WHAT YOU WILL DO —
Retype the records below exactly as they appear, but leave out any pictures.
↓↓↓
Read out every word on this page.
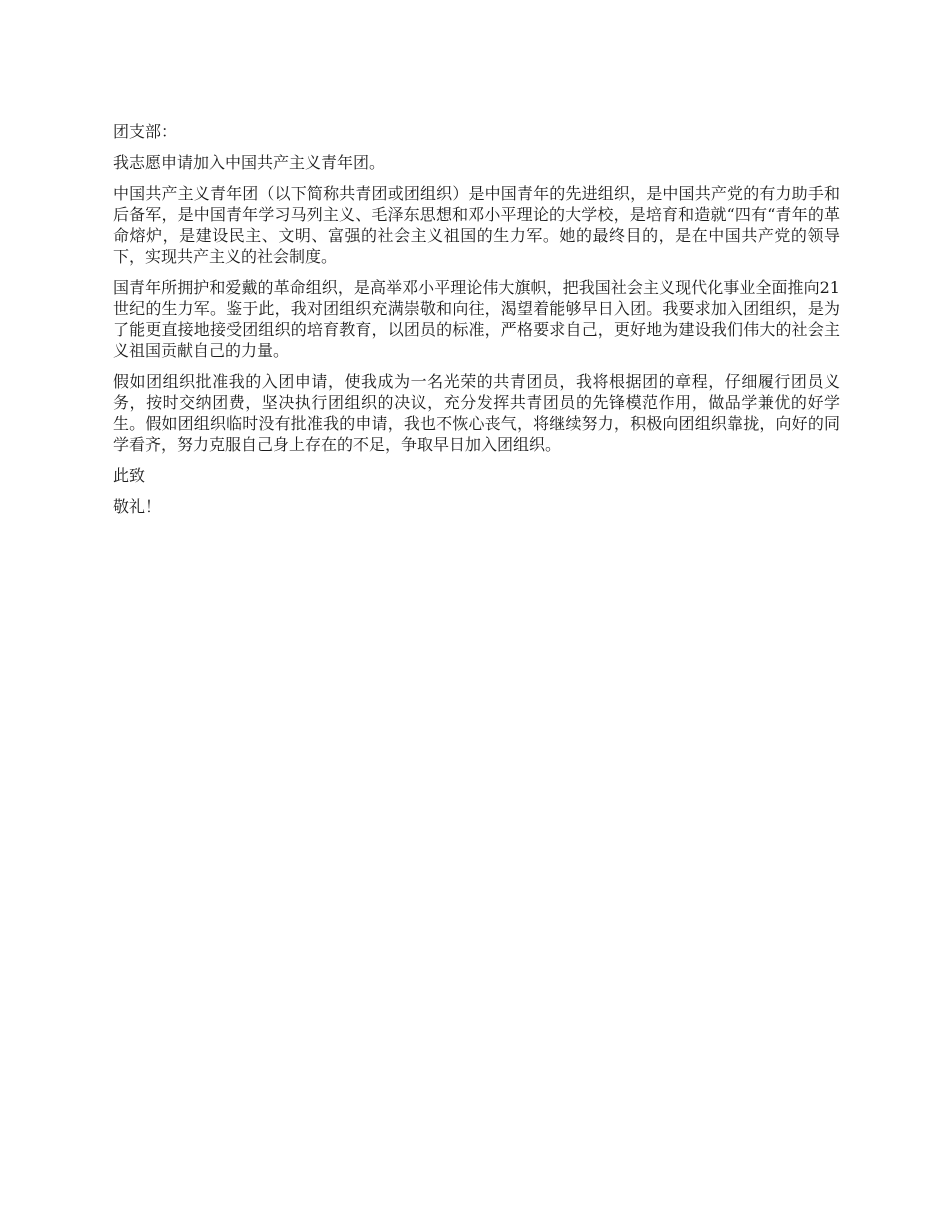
团支部：

我志愿申请加入中国共产主义青年团。

中国共产主义青年团（以下简称共青团或团组织）是中国青年的先进组织，是中国共产党的有力助手和后备军，是中国青年学习马列主义、毛泽东思想和邓小平理论的大学校，是培育和造就“四有“青年的革命熔炉，是建设民主、文明、富强的社会主义祖国的生力军。她的最终目的，是在中国共产党的领导下，实现共产主义的社会制度。

国青年所拥护和爱戴的革命组织，是高举邓小平理论伟大旗帜，把我国社会主义现代化事业全面推向21世纪的生力军。鉴于此，我对团组织充满崇敬和向往，渴望着能够早日入团。我要求加入团组织，是为了能更直接地接受团组织的培育教育，以团员的标准，严格要求自己，更好地为建设我们伟大的社会主义祖国贡献自己的力量。

假如团组织批准我的入团申请，使我成为一名光荣的共青团员，我将根据团的章程，仔细履行团员义务，按时交纳团费，坚决执行团组织的决议，充分发挥共青团员的先锋模范作用，做品学兼优的好学生。假如团组织临时没有批准我的申请，我也不恢心丧气，将继续努力，积极向团组织靠拢，向好的同学看齐，努力克服自己身上存在的不足，争取早日加入团组织。

此致

敬礼！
↑↑↑
SOLUTION BELOW —
Read out every word on this page.
团支部：

我志愿申请加入中国共产主义青年团。

中国共产主义青年团（以下简称共青团或团组织）是中国青年的先进组织，是中国共产党的有力助手和后备军，是中国青年学习马列主义、毛泽东思想和邓小平理论的大学校，是培育和造就“四有“青年的革命熔炉，是建设民主、文明、富强的社会主义祖国的生力军。她的最终目的，是在中国共产党的领导下，实现共产主义的社会制度。

国青年所拥护和爱戴的革命组织，是高举邓小平理论伟大旗帜，把我国社会主义现代化事业全面推向21世纪的生力军。鉴于此，我对团组织充满崇敬和向往，渴望着能够早日入团。我要求加入团组织，是为了能更直接地接受团组织的培育教育，以团员的标准，严格要求自己，更好地为建设我们伟大的社会主义祖国贡献自己的力量。

假如团组织批准我的入团申请，使我成为一名光荣的共青团员，我将根据团的章程，仔细履行团员义务，按时交纳团费，坚决执行团组织的决议，充分发挥共青团员的先锋模范作用，做品学兼优的好学生。假如团组织临时没有批准我的申请，我也不恢心丧气，将继续努力，积极向团组织靠拢，向好的同学看齐，努力克服自己身上存在的不足，争取早日加入团组织。

此致

敬礼！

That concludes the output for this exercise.